— start —

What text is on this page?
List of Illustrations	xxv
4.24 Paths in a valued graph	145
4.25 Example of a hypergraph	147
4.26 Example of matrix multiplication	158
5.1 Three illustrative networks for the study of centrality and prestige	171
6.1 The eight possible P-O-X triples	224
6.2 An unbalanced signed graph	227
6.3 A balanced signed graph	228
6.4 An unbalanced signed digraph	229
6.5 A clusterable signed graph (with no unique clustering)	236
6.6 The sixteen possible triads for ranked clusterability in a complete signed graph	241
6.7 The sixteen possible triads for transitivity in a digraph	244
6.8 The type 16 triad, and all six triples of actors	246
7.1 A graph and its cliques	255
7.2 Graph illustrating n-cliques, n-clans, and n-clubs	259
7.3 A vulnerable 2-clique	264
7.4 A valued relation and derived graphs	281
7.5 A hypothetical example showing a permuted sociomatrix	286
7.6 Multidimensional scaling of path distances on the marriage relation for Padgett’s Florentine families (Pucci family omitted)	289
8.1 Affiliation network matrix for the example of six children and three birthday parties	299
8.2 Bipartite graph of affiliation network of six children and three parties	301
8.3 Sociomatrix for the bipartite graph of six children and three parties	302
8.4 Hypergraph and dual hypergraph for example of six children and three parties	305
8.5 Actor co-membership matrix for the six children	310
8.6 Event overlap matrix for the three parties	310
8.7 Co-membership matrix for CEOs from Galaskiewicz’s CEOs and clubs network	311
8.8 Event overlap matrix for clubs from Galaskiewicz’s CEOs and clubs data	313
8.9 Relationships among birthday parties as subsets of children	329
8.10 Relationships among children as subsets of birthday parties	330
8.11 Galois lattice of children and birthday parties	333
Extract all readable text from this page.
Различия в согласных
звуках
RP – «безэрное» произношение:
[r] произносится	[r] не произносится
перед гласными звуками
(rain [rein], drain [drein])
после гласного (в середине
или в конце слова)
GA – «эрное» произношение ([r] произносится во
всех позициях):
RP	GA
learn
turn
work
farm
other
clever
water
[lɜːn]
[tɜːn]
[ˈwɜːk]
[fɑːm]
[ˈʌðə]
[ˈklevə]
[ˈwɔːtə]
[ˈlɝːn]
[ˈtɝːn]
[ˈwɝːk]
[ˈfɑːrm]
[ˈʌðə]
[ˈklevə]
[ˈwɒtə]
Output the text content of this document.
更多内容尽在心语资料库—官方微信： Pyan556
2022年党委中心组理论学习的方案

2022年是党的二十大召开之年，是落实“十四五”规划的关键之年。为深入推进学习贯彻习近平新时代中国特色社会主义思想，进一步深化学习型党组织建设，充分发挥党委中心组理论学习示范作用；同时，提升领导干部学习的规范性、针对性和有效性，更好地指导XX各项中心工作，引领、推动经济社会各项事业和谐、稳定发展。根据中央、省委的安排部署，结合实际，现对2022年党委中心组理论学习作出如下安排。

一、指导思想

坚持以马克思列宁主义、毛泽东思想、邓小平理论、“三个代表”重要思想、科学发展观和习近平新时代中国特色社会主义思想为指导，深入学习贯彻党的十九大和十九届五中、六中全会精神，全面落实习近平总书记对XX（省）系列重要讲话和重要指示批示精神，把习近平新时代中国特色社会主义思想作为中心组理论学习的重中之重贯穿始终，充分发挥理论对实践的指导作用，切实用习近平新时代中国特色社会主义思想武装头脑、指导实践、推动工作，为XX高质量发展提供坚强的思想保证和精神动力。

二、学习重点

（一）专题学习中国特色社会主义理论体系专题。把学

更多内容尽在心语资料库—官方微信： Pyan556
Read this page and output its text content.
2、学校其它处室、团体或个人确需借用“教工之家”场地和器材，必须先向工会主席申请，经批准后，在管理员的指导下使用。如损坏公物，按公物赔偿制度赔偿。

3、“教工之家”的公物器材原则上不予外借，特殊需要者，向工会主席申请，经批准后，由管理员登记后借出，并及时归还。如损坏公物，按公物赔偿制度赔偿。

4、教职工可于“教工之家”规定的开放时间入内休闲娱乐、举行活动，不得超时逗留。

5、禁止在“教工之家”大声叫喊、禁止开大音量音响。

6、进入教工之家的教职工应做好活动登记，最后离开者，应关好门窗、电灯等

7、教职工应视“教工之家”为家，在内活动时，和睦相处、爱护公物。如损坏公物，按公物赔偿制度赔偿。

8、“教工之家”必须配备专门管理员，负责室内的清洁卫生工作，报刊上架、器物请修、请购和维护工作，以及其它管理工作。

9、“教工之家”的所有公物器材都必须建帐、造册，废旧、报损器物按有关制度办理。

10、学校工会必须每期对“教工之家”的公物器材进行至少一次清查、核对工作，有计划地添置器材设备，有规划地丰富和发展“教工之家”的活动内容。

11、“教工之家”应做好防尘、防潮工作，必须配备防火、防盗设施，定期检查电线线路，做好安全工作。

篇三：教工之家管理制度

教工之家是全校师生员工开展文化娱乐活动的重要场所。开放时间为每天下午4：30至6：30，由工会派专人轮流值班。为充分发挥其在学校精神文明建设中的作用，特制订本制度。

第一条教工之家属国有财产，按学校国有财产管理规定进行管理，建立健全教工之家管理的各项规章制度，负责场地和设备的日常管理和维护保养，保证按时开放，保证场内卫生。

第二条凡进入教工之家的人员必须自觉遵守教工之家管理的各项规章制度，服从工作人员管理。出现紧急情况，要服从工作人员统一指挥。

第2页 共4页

— end —

Please extract exactly, and only, the lines from the line containing "Read this page and output its text content." through the last line of the records.

[Result of the exercise]:
Read this page and output its text content.
2、学校其它处室、团体或个人确需借用“教工之家”场地和器材，必须先向工会主席申请，经批准后，在管理员的指导下使用。如损坏公物，按公物赔偿制度赔偿。

3、“教工之家”的公物器材原则上不予外借，特殊需要者，向工会主席申请，经批准后，由管理员登记后借出，并及时归还。如损坏公物，按公物赔偿制度赔偿。

4、教职工可于“教工之家”规定的开放时间入内休闲娱乐、举行活动，不得超时逗留。

5、禁止在“教工之家”大声叫喊、禁止开大音量音响。

6、进入教工之家的教职工应做好活动登记，最后离开者，应关好门窗、电灯等

7、教职工应视“教工之家”为家，在内活动时，和睦相处、爱护公物。如损坏公物，按公物赔偿制度赔偿。

8、“教工之家”必须配备专门管理员，负责室内的清洁卫生工作，报刊上架、器物请修、请购和维护工作，以及其它管理工作。

9、“教工之家”的所有公物器材都必须建帐、造册，废旧、报损器物按有关制度办理。

10、学校工会必须每期对“教工之家”的公物器材进行至少一次清查、核对工作，有计划地添置器材设备，有规划地丰富和发展“教工之家”的活动内容。

11、“教工之家”应做好防尘、防潮工作，必须配备防火、防盗设施，定期检查电线线路，做好安全工作。

篇三：教工之家管理制度

教工之家是全校师生员工开展文化娱乐活动的重要场所。开放时间为每天下午4：30至6：30，由工会派专人轮流值班。为充分发挥其在学校精神文明建设中的作用，特制订本制度。

第一条教工之家属国有财产，按学校国有财产管理规定进行管理，建立健全教工之家管理的各项规章制度，负责场地和设备的日常管理和维护保养，保证按时开放，保证场内卫生。

第二条凡进入教工之家的人员必须自觉遵守教工之家管理的各项规章制度，服从工作人员管理。出现紧急情况，要服从工作人员统一指挥。

第2页 共4页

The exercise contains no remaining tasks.